**What you are asked to do**
Make an exact copy of all the material below, apart from the pictures.

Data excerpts
****************************************

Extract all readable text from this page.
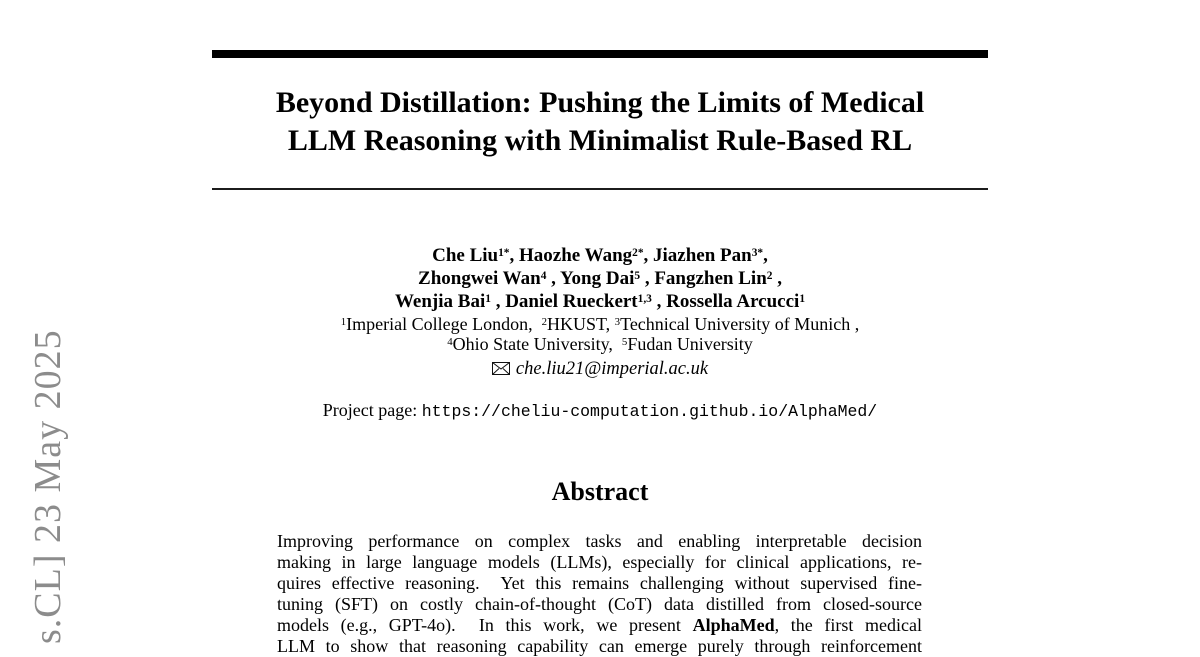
s.CL] 23 May 2025
Beyond Distillation: Pushing the Limits of Medical
LLM Reasoning with Minimalist Rule-Based RL
Che Liu$^{1*}$, Haozhe Wang$^{2*}$, Jiazhen Pan$^{3*}$,
Zhongwei Wan$^4$ , Yong Dai$^5$ , Fangzhen Lin$^2$ ,
Wenjia Bai$^1$ , Daniel Rueckert$^{1,3}$ , Rossella Arcucci$^1$
$^1$Imperial College London,  $^2$HKUST, $^3$Technical University of Munich ,
$^4$Ohio State University,  $^5$Fudan University
che.liu21@imperial.ac.uk
Project page: https://cheliu-computation.github.io/AlphaMed/
Abstract
Improving performance on complex tasks and enabling interpretable decision
making in large language models (LLMs), especially for clinical applications, re-
quires effective reasoning.  Yet this remains challenging without supervised fine-
tuning (SFT) on costly chain-of-thought (CoT) data distilled from closed-source
models (e.g., GPT-4o).  In this work, we present AlphaMed, the first medical
LLM to show that reasoning capability can emerge purely through reinforcement
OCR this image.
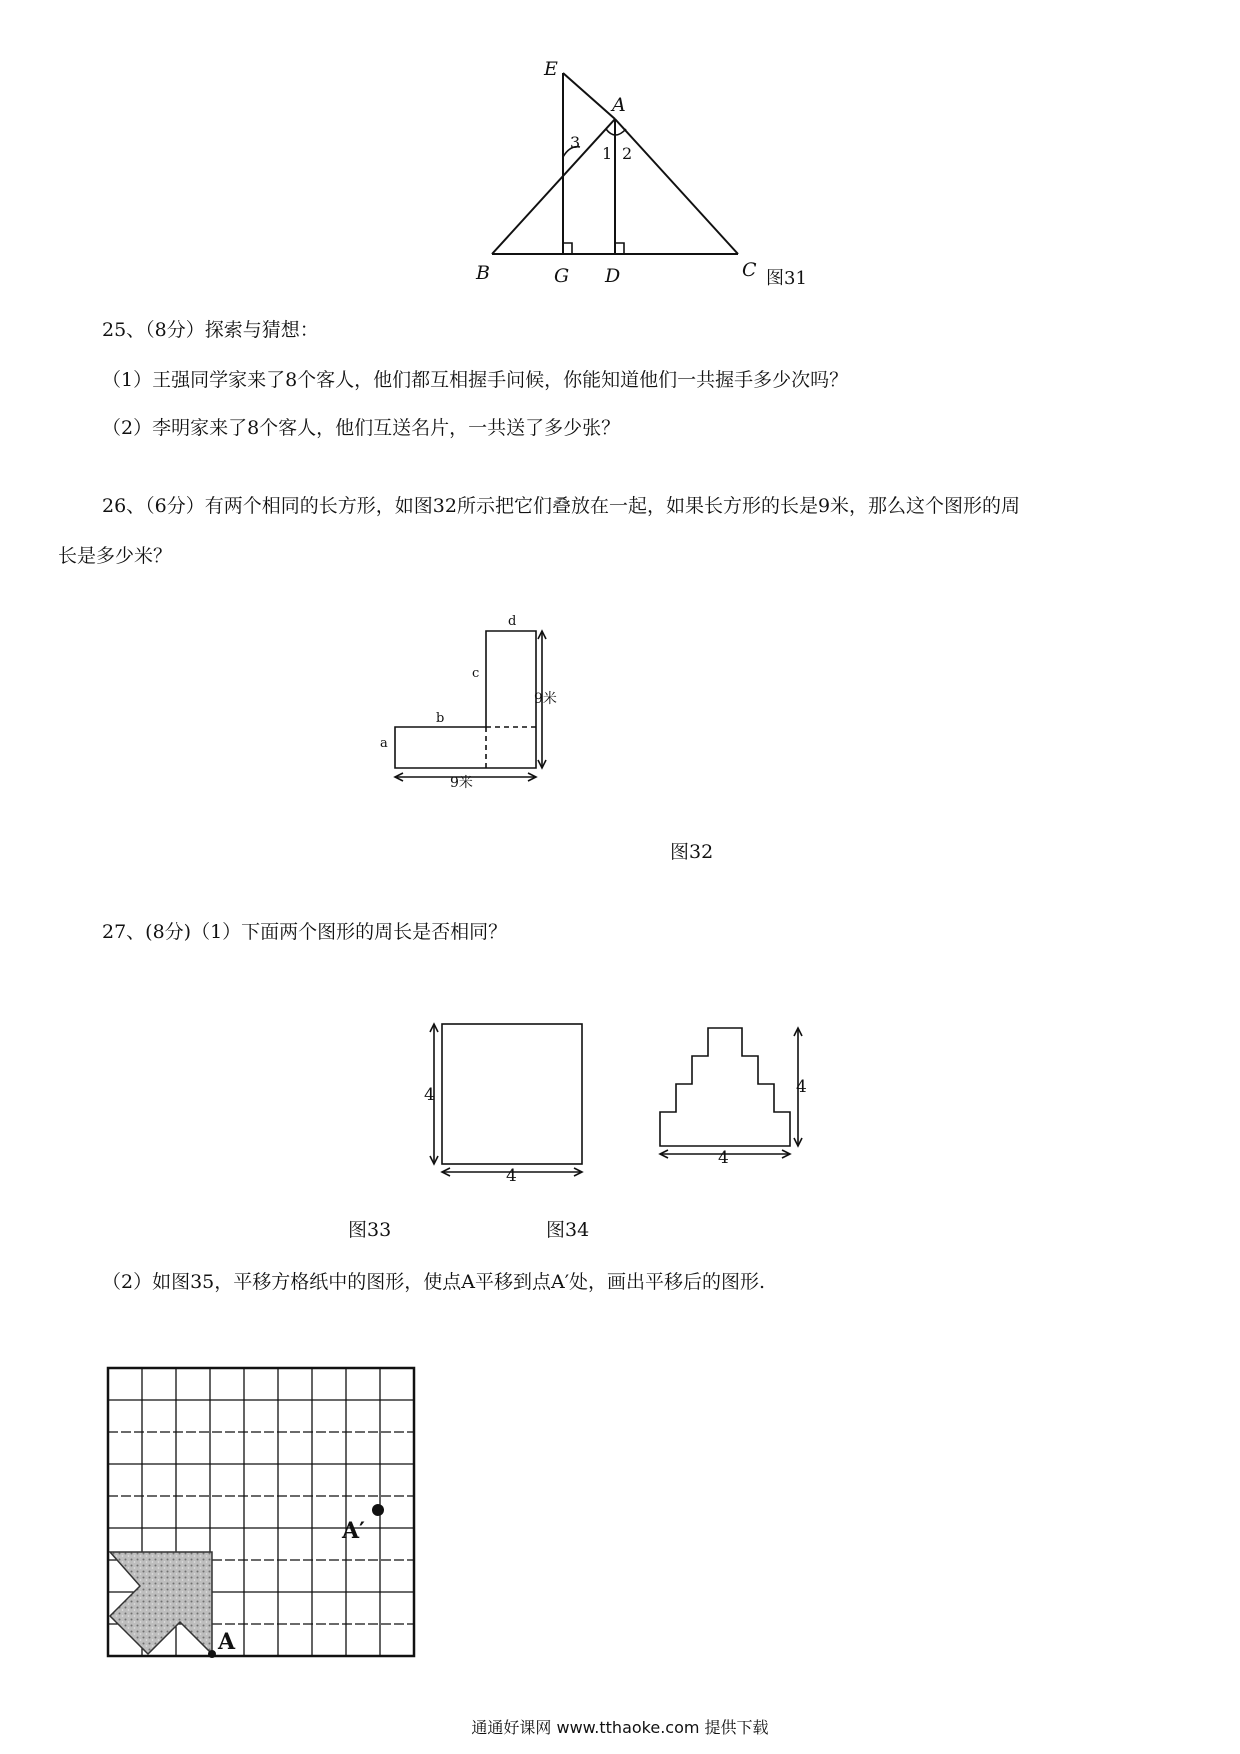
E
A
B	G D	C
3
1 2
图31
25、（8分）探索与猜想：
（1）王强同学家来了8个客人，他们都互相握手问候，你能知道他们一共握手多少次吗？
（2）李明家来了8个客人，他们互送名片，一共送了多少张？
26、（6分）有两个相同的长方形，如图32所示把它们叠放在一起，如果长方形的长是9米，那么这个图形的周
长是多少米？
d
c
b
a
9米
9米
图32
27、(8分)（1）下面两个图形的周长是否相同？
4
4
4
4
图33	图34
（2）如图35，平移方格纸中的图形，使点A平移到点A′处，画出平移后的图形.
A
A′
通通好课网 www.tthaoke.com 提供下载
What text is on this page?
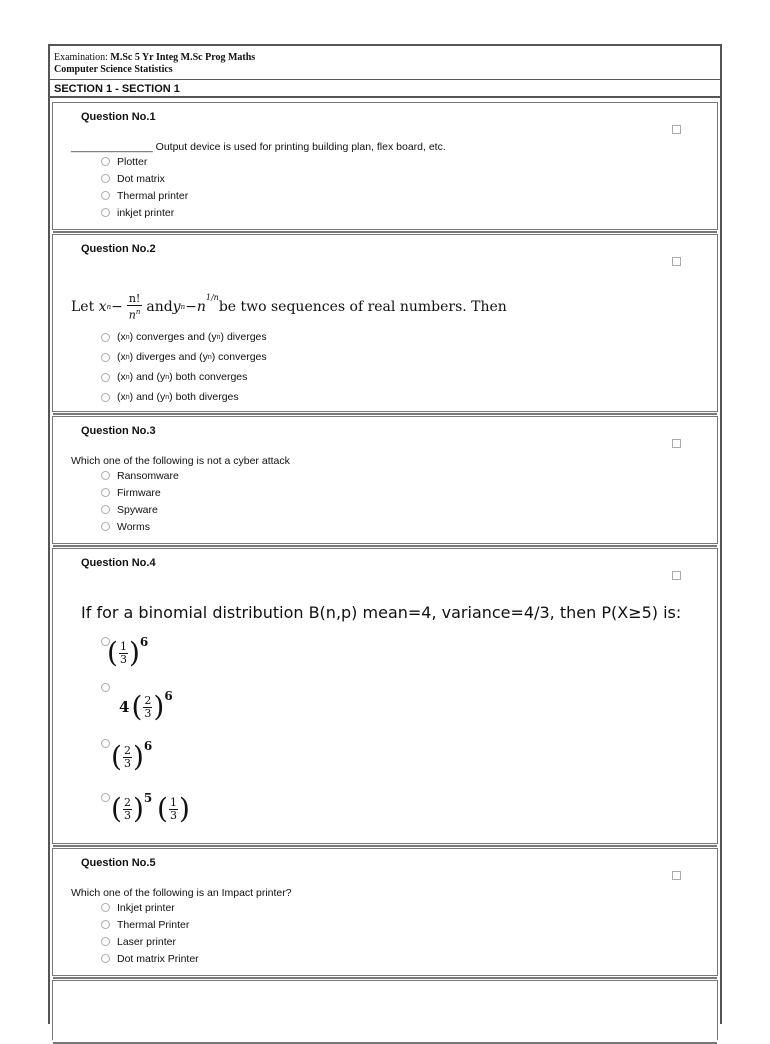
Examination: M.Sc 5 Yr Integ M.Sc Prog Maths
Computer Science Statistics
SECTION 1 - SECTION 1
Question No.1
______________ Output device is used for printing building plan, flex board, etc.
Plotter
Dot matrix
Thermal printer
inkjet printer
Question No.2
Let
x $n - \frac{n!}{n^n}$ and y n − n
$^{1/n}$
be two sequences of real numbers. Then
(x n ) converges and (y n ) diverges
(x n ) diverges and (y n ) converges
(x n ) and (y n ) both converges
(x n ) and (y n ) both diverges
Question No.3
Which one of the following is not a cyber attack
Ransomware
Firmware
Spyware
Worms
Question No.4
If for a binomial distribution B(n,p) mean=4, variance=4/3, then P(X≥5) is:
( 1
3 ) 6
4 ( 2
3 ) 6
( 2
3 ) 6
( 2
3 ) 5
( 1
3 )
Question No.5
Which one of the following is an Impact printer?
Inkjet printer
Thermal Printer
Laser printer
Dot matrix Printer
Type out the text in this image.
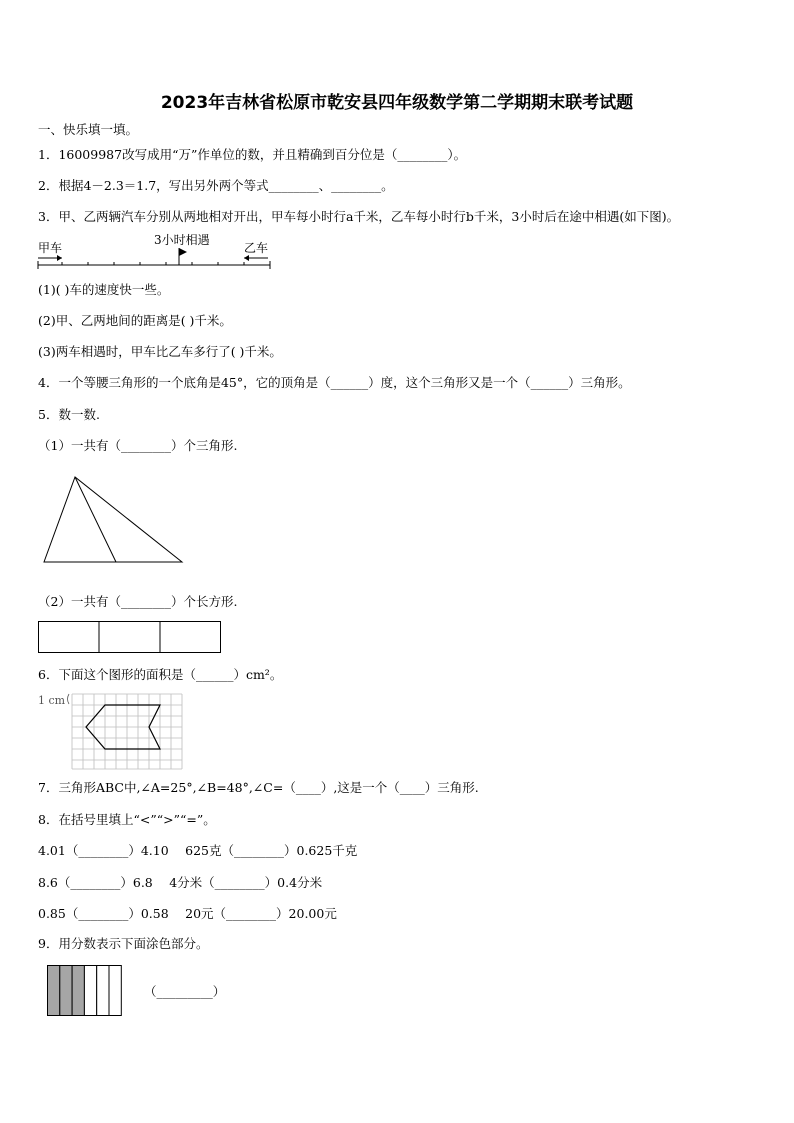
2023年吉林省松原市乾安县四年级数学第二学期期末联考试题
一、快乐填一填。
1．16009987改写成用“万”作单位的数，并且精确到百分位是（________）。
2．根据4－2.3＝1.7，写出另外两个等式________、________。
3．甲、乙两辆汽车分别从两地相对开出，甲车每小时行a千米，乙车每小时行b千米，3小时后在途中相遇(如下图)。
甲车
3小时相遇
乙车
(1)( )车的速度快一些。
(2)甲、乙两地间的距离是( )千米。
(3)两车相遇时，甲车比乙车多行了( )千米。
4．一个等腰三角形的一个底角是45°，它的顶角是（______）度，这个三角形又是一个（______）三角形。
5．数一数.
（1）一共有（________）个三角形.
（2）一共有（________）个长方形.
6．下面这个图形的面积是（______）cm²。
1 cm
7．三角形ABC中,∠A=25°,∠B=48°,∠C=（____）,这是一个（____）三角形.
8．在括号里填上“<”“>”“=”。
4.01（________）4.10　 625克（________）0.625千克
8.6（________）6.8　 4分米（________）0.4分米
0.85（________）0.58　 20元（________）20.00元
9．用分数表示下面涂色部分。
（_________）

****************************************

**Reply**
Extract all readable text from this page.
s.CL] 23 May 2025
Beyond Distillation: Pushing the Limits of Medical
LLM Reasoning with Minimalist Rule-Based RL
Che Liu$^{1*}$, Haozhe Wang$^{2*}$, Jiazhen Pan$^{3*}$,
Zhongwei Wan$^4$ , Yong Dai$^5$ , Fangzhen Lin$^2$ ,
Wenjia Bai$^1$ , Daniel Rueckert$^{1,3}$ , Rossella Arcucci$^1$
$^1$Imperial College London,  $^2$HKUST, $^3$Technical University of Munich ,
$^4$Ohio State University,  $^5$Fudan University
che.liu21@imperial.ac.uk
Project page: https://cheliu-computation.github.io/AlphaMed/
Abstract
Improving performance on complex tasks and enabling interpretable decision
making in large language models (LLMs), especially for clinical applications, re-
quires effective reasoning.  Yet this remains challenging without supervised fine-
tuning (SFT) on costly chain-of-thought (CoT) data distilled from closed-source
models (e.g., GPT-4o).  In this work, we present AlphaMed, the first medical
LLM to show that reasoning capability can emerge purely through reinforcement
OCR this image.
E
A
B	G D	C
3
1 2
图31
25、（8分）探索与猜想：
（1）王强同学家来了8个客人，他们都互相握手问候，你能知道他们一共握手多少次吗？
（2）李明家来了8个客人，他们互送名片，一共送了多少张？
26、（6分）有两个相同的长方形，如图32所示把它们叠放在一起，如果长方形的长是9米，那么这个图形的周
长是多少米？
d
c
b
a
9米
9米
图32
27、(8分)（1）下面两个图形的周长是否相同？
4
4
4
4
图33	图34
（2）如图35，平移方格纸中的图形，使点A平移到点A′处，画出平移后的图形.
A
A′
通通好课网 www.tthaoke.com 提供下载
What text is on this page?
Examination: M.Sc 5 Yr Integ M.Sc Prog Maths
Computer Science Statistics
SECTION 1 - SECTION 1
Question No.1
______________ Output device is used for printing building plan, flex board, etc.
Plotter
Dot matrix
Thermal printer
inkjet printer
Question No.2
Let
x $n - \frac{n!}{n^n}$ and y n − n
$^{1/n}$
be two sequences of real numbers. Then
(x n ) converges and (y n ) diverges
(x n ) diverges and (y n ) converges
(x n ) and (y n ) both converges
(x n ) and (y n ) both diverges
Question No.3
Which one of the following is not a cyber attack
Ransomware
Firmware
Spyware
Worms
Question No.4
If for a binomial distribution B(n,p) mean=4, variance=4/3, then P(X≥5) is:
( 1
3 ) 6
4 ( 2
3 ) 6
( 2
3 ) 6
( 2
3 ) 5
( 1
3 )
Question No.5
Which one of the following is an Impact printer?
Inkjet printer
Thermal Printer
Laser printer
Dot matrix Printer
Type out the text in this image.
2023年吉林省松原市乾安县四年级数学第二学期期末联考试题
一、快乐填一填。
1．16009987改写成用“万”作单位的数，并且精确到百分位是（________）。
2．根据4－2.3＝1.7，写出另外两个等式________、________。
3．甲、乙两辆汽车分别从两地相对开出，甲车每小时行a千米，乙车每小时行b千米，3小时后在途中相遇(如下图)。
甲车
3小时相遇
乙车
(1)( )车的速度快一些。
(2)甲、乙两地间的距离是( )千米。
(3)两车相遇时，甲车比乙车多行了( )千米。
4．一个等腰三角形的一个底角是45°，它的顶角是（______）度，这个三角形又是一个（______）三角形。
5．数一数.
（1）一共有（________）个三角形.
（2）一共有（________）个长方形.
6．下面这个图形的面积是（______）cm²。
1 cm
7．三角形ABC中,∠A=25°,∠B=48°,∠C=（____）,这是一个（____）三角形.
8．在括号里填上“<”“>”“=”。
4.01（________）4.10　 625克（________）0.625千克
8.6（________）6.8　 4分米（________）0.4分米
0.85（________）0.58　 20元（________）20.00元
9．用分数表示下面涂色部分。
（_________）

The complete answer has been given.